◆ LISTED ENTRIES
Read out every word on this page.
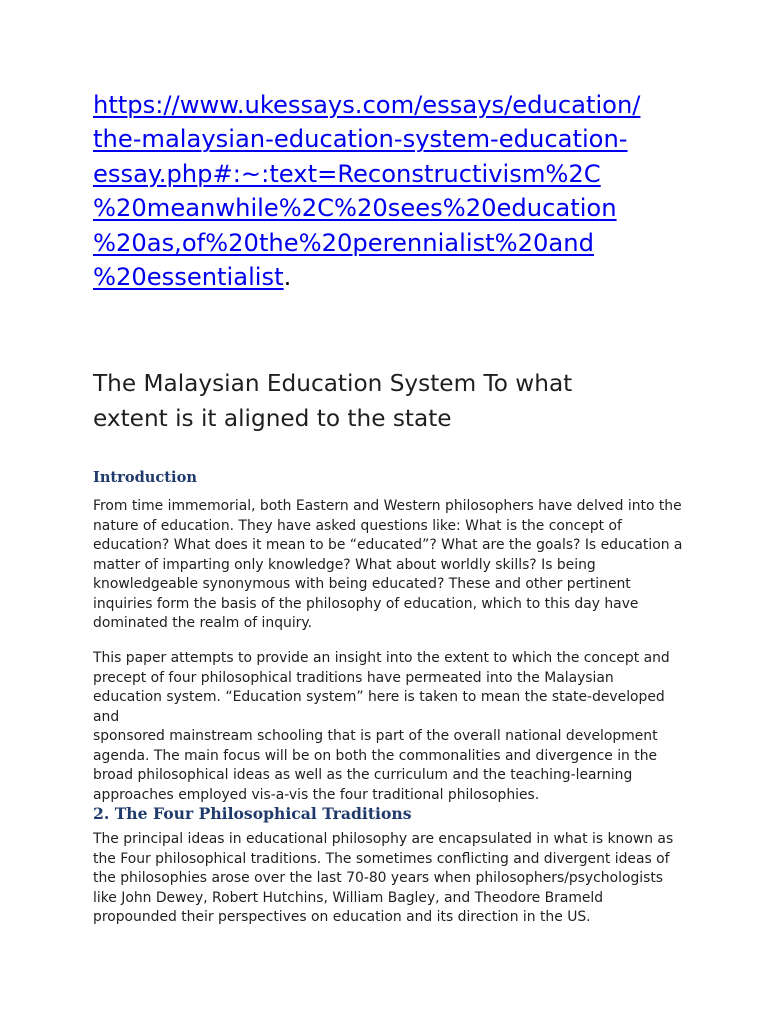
https://www.ukessays.com/essays/education/
the-malaysian-education-system-education-
essay.php#:~:text=Reconstructivism%2C
%20meanwhile%2C%20sees%20education
%20as,of%20the%20perennialist%20and
%20essentialist.

The Malaysian Education System To what extent is it aligned to the state
Introduction

From time immemorial, both Eastern and Western philosophers have delved into the
nature of education. They have asked questions like: What is the concept of
education? What does it mean to be “educated”? What are the goals? Is education a
matter of imparting only knowledge? What about worldly skills? Is being
knowledgeable synonymous with being educated? These and other pertinent
inquiries form the basis of the philosophy of education, which to this day have
dominated the realm of inquiry.

This paper attempts to provide an insight into the extent to which the concept and
precept of four philosophical traditions have permeated into the Malaysian
education system. “Education system” here is taken to mean the state-developed and
sponsored mainstream schooling that is part of the overall national development
agenda. The main focus will be on both the commonalities and divergence in the
broad philosophical ideas as well as the curriculum and the teaching-learning
approaches employed vis-a-vis the four traditional philosophies.

2. The Four Philosophical Traditions

The principal ideas in educational philosophy are encapsulated in what is known as
the Four philosophical traditions. The sometimes conflicting and divergent ideas of
the philosophies arose over the last 70-80 years when philosophers/psychologists
like John Dewey, Robert Hutchins, William Bagley, and Theodore Brameld
propounded their perspectives on education and its direction in the US.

◆ YOUR GOAL
Write out each entry exactly as given, but skip the pictures.

◆ SOLVED EXERCISE
Read out every word on this page.
https://www.ukessays.com/essays/education/
the-malaysian-education-system-education-
essay.php#:~:text=Reconstructivism%2C
%20meanwhile%2C%20sees%20education
%20as,of%20the%20perennialist%20and
%20essentialist.

The Malaysian Education System To what extent is it aligned to the state
Introduction

From time immemorial, both Eastern and Western philosophers have delved into the
nature of education. They have asked questions like: What is the concept of
education? What does it mean to be “educated”? What are the goals? Is education a
matter of imparting only knowledge? What about worldly skills? Is being
knowledgeable synonymous with being educated? These and other pertinent
inquiries form the basis of the philosophy of education, which to this day have
dominated the realm of inquiry.

This paper attempts to provide an insight into the extent to which the concept and
precept of four philosophical traditions have permeated into the Malaysian
education system. “Education system” here is taken to mean the state-developed and
sponsored mainstream schooling that is part of the overall national development
agenda. The main focus will be on both the commonalities and divergence in the
broad philosophical ideas as well as the curriculum and the teaching-learning
approaches employed vis-a-vis the four traditional philosophies.

2. The Four Philosophical Traditions

The principal ideas in educational philosophy are encapsulated in what is known as
the Four philosophical traditions. The sometimes conflicting and divergent ideas of
the philosophies arose over the last 70-80 years when philosophers/psychologists
like John Dewey, Robert Hutchins, William Bagley, and Theodore Brameld
propounded their perspectives on education and its direction in the US.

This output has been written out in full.